Stated problem » Find every line in the records below that holds the word "color", and copy it out.

--- Begin Excerpted data ---

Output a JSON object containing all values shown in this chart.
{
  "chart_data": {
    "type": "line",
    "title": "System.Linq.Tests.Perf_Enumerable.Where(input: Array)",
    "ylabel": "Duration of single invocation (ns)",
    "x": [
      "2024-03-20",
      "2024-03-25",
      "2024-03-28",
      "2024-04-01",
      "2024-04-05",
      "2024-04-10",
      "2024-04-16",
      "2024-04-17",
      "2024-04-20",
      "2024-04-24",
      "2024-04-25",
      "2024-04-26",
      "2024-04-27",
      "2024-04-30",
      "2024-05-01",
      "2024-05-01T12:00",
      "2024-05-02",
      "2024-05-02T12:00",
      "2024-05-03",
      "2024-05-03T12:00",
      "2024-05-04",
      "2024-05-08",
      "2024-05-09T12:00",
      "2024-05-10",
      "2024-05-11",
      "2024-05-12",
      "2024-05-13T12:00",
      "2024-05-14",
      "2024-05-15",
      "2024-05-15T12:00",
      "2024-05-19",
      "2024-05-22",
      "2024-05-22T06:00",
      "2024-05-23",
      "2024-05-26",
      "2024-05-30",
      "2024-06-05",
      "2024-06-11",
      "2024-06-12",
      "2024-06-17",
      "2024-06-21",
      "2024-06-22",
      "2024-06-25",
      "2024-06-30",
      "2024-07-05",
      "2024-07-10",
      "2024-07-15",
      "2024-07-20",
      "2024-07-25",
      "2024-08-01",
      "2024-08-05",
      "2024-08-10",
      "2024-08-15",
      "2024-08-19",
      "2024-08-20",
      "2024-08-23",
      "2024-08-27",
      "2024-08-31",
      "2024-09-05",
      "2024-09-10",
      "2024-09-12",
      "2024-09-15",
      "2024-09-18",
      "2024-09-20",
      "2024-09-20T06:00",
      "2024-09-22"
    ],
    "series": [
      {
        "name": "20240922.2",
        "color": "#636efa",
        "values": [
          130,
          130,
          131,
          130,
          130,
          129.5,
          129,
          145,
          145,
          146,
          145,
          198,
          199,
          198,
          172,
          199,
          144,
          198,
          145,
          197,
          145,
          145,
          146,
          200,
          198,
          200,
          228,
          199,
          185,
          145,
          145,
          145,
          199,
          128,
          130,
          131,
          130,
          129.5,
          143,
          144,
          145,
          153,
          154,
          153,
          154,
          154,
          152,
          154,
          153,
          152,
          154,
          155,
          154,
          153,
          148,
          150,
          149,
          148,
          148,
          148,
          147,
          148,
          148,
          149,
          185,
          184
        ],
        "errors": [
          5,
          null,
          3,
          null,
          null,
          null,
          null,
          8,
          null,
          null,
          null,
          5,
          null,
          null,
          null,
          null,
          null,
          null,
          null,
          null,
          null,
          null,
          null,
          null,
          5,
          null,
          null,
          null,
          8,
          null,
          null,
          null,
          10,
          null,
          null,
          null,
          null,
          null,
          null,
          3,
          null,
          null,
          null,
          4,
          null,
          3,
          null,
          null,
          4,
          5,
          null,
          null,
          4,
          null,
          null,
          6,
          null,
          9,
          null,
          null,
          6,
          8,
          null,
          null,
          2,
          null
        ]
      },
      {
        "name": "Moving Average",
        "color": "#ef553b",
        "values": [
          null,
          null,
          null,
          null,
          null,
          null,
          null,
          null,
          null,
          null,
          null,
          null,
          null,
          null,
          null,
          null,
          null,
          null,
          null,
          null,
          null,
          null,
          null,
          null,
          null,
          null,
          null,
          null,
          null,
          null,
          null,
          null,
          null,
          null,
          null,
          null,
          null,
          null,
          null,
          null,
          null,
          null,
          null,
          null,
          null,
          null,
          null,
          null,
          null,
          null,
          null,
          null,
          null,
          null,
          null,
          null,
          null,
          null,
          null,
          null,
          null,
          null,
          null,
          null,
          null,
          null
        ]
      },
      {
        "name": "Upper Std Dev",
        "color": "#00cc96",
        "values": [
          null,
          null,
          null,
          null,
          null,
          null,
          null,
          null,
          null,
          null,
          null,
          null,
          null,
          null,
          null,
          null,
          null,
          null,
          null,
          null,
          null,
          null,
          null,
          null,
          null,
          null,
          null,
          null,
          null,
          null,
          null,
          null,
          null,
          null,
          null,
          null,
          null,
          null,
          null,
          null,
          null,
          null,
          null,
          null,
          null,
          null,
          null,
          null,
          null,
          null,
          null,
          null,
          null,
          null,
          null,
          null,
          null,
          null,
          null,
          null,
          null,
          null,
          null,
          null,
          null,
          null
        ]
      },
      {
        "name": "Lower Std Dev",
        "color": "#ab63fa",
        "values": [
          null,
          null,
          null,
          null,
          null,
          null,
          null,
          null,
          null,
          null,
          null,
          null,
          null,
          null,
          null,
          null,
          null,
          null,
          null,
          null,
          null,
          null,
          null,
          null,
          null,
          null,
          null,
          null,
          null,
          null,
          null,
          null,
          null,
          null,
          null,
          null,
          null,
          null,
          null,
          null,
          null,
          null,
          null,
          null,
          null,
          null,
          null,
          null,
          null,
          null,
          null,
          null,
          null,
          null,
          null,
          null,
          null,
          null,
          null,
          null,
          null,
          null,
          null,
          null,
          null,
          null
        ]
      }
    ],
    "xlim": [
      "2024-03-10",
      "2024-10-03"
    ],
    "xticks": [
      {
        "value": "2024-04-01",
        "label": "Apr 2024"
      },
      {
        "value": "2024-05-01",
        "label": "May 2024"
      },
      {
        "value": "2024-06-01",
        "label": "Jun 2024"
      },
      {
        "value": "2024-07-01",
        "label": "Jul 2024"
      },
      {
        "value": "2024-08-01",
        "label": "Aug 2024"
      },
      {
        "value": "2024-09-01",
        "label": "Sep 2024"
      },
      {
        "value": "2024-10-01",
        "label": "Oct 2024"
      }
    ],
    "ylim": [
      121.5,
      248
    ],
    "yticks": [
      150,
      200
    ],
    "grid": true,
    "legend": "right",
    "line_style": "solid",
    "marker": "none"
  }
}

--- End Excerpted data ---

Exercise response »
        "color": "#636efa",
        "color": "#ef553b",
        "color": "#00cc96",
        "color": "#ab63fa",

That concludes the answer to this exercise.